DIRECTIONS FOR THIS TASK :: In the entries that follow, find the word "price" and report each line it is on.

══════

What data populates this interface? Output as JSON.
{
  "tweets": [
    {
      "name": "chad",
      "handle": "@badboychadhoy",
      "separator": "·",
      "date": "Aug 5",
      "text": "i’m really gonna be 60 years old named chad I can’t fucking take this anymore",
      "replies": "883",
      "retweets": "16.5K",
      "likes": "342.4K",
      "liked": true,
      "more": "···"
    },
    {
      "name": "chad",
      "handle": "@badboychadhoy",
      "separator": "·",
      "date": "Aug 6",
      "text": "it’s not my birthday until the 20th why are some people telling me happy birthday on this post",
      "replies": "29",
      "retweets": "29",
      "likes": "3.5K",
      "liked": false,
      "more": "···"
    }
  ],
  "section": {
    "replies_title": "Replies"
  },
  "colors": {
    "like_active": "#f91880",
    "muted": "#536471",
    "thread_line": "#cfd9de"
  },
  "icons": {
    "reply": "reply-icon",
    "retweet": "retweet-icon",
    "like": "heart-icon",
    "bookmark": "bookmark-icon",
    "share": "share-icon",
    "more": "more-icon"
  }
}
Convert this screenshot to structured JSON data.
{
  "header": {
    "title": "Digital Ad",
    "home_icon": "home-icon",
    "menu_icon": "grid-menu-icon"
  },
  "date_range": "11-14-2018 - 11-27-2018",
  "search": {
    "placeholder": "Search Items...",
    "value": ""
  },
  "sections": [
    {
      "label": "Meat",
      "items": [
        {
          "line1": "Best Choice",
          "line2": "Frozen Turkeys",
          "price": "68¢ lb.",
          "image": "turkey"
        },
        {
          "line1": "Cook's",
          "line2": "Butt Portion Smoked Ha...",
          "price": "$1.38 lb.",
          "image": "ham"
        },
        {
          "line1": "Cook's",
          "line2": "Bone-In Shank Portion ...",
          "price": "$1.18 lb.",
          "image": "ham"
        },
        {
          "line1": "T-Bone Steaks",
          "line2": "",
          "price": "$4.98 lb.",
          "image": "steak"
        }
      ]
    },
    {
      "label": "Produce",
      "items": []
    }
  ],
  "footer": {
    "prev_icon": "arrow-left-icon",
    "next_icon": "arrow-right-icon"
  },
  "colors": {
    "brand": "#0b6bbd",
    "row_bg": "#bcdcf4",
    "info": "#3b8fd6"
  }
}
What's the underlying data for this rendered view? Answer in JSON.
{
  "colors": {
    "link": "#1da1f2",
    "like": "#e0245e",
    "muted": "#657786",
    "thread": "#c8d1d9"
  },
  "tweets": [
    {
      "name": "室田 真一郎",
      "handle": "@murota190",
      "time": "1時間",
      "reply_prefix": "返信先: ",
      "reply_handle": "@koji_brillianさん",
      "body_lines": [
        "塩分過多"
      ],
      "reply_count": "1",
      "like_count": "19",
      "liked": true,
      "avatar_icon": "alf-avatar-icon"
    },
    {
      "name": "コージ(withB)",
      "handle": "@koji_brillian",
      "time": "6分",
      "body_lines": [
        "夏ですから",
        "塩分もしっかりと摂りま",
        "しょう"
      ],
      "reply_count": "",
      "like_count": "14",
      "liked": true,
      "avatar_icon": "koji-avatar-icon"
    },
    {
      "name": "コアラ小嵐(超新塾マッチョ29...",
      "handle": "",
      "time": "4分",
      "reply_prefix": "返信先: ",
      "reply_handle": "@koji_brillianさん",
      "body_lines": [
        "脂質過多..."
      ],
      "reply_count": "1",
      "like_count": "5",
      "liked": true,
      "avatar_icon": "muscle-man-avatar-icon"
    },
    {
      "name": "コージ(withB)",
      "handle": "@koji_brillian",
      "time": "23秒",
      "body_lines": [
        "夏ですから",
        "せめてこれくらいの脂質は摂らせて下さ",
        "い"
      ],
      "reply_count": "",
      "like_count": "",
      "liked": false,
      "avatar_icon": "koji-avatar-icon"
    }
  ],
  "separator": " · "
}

══════

EXERCISE RESULT ::
          "price": "68¢ lb.",
          "price": "$1.38 lb.",
          "price": "$1.18 lb.",
          "price": "$4.98 lb.",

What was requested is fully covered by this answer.